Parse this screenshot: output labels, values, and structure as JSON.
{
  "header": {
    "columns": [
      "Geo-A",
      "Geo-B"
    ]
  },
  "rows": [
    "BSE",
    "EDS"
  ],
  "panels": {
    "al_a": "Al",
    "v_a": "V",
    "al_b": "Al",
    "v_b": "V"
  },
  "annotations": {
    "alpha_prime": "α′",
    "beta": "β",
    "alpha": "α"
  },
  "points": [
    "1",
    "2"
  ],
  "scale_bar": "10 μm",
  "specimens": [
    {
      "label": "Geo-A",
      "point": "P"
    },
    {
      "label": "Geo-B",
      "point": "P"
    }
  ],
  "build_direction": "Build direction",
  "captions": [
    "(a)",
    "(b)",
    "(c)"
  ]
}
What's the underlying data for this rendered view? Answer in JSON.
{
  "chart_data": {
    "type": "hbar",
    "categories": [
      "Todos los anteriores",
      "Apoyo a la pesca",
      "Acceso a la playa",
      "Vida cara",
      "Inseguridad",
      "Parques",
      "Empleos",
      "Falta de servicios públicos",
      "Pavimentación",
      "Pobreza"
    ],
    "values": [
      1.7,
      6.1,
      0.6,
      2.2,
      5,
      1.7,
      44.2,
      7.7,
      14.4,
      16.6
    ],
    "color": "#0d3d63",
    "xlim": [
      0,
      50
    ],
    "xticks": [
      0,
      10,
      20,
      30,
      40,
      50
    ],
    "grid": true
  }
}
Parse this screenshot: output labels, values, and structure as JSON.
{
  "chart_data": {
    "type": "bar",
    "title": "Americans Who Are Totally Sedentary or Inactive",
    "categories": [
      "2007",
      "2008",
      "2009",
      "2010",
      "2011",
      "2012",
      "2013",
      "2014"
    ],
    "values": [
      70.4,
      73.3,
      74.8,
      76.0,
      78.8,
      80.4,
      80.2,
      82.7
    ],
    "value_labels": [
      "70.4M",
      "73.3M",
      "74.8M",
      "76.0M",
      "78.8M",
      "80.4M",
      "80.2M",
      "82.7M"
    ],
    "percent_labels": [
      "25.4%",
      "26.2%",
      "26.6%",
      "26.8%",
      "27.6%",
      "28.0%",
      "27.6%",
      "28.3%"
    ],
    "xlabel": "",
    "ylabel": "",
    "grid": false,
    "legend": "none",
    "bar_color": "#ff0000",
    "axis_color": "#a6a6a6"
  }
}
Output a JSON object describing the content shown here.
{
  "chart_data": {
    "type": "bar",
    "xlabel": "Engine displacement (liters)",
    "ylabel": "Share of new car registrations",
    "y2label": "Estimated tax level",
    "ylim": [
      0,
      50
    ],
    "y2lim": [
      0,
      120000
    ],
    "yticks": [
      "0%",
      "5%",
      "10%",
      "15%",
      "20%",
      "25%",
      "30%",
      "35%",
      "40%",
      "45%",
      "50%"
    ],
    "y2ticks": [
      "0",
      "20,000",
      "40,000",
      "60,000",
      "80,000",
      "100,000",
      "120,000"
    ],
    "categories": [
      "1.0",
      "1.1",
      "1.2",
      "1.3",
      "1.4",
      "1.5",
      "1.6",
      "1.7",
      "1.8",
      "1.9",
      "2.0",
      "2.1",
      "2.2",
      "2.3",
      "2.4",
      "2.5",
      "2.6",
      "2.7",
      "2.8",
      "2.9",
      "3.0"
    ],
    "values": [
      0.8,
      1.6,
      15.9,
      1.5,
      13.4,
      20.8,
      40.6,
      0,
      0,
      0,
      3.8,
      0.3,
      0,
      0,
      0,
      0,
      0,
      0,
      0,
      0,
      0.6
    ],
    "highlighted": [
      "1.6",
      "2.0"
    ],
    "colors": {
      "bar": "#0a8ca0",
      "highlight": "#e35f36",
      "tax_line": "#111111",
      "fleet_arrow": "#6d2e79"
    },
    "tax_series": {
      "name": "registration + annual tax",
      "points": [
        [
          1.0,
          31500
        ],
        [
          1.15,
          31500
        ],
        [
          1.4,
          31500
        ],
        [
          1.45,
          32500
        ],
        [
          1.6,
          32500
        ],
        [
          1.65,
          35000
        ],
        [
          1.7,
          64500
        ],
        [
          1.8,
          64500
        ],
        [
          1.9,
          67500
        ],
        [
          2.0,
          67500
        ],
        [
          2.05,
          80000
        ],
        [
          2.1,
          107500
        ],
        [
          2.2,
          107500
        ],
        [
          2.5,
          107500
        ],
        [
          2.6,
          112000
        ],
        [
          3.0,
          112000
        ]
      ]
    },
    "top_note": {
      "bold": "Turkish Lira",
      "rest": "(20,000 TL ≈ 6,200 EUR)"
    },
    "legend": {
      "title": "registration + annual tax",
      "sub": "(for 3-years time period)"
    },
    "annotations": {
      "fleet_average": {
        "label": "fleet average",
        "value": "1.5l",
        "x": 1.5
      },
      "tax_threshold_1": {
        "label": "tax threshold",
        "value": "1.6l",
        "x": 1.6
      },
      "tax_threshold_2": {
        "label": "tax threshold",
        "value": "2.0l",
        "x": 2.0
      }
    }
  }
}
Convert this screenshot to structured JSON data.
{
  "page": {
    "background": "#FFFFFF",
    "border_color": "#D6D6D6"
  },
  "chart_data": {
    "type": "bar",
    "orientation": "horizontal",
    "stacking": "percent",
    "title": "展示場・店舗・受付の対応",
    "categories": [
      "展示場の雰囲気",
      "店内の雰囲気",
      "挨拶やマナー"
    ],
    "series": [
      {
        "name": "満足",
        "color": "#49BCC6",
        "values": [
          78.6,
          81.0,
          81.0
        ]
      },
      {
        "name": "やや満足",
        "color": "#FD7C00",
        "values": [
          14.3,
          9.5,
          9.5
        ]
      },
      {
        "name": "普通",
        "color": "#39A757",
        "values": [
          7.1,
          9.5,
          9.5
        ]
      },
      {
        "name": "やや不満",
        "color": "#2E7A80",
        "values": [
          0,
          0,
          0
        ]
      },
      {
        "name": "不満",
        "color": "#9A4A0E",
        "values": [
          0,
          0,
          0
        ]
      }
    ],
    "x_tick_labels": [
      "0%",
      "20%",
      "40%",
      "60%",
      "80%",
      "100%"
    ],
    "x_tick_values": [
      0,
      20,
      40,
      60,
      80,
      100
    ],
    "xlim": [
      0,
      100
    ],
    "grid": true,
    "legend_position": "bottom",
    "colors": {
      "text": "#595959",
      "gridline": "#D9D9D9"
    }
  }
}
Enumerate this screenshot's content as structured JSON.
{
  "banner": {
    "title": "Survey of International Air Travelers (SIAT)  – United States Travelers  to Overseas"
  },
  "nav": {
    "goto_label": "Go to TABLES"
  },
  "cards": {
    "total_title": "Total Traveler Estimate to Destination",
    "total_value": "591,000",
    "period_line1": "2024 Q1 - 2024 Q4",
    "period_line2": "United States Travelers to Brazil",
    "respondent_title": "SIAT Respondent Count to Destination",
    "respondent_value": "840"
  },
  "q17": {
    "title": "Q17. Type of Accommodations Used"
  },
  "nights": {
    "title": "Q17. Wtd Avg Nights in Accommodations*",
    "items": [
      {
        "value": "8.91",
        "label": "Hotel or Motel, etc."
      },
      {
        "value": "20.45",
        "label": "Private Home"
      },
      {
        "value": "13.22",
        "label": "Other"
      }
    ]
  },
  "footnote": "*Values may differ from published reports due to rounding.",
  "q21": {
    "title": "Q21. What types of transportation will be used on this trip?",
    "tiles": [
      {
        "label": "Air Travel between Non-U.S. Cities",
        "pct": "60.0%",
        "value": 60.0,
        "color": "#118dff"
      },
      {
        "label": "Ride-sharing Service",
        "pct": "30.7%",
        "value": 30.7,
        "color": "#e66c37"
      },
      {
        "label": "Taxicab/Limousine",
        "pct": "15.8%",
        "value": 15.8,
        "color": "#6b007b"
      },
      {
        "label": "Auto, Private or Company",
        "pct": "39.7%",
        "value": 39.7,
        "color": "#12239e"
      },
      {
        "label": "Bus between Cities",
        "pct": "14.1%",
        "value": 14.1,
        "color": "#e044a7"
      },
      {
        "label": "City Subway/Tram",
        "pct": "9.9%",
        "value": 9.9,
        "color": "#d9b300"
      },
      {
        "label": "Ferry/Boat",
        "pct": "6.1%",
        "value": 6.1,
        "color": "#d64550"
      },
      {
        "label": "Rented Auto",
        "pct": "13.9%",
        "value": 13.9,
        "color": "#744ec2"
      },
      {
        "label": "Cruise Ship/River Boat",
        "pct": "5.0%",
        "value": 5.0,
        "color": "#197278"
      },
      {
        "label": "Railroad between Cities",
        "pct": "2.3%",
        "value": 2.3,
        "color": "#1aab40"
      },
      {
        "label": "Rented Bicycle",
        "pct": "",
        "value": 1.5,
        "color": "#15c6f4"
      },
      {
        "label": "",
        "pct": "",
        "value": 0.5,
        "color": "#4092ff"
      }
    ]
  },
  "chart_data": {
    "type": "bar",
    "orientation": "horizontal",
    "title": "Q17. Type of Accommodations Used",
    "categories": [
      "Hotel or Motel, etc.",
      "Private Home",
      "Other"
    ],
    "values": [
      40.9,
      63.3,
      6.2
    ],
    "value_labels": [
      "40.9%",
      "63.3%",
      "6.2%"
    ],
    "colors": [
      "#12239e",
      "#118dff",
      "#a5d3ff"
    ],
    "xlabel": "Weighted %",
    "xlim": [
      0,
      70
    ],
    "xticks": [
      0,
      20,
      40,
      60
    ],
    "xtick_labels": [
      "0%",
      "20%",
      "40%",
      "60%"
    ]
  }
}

* **Work to do**
Show the lines that mention the word "annual".

* **Output of the exercise**
      "name": "registration + annual tax",
      "title": "registration + annual tax",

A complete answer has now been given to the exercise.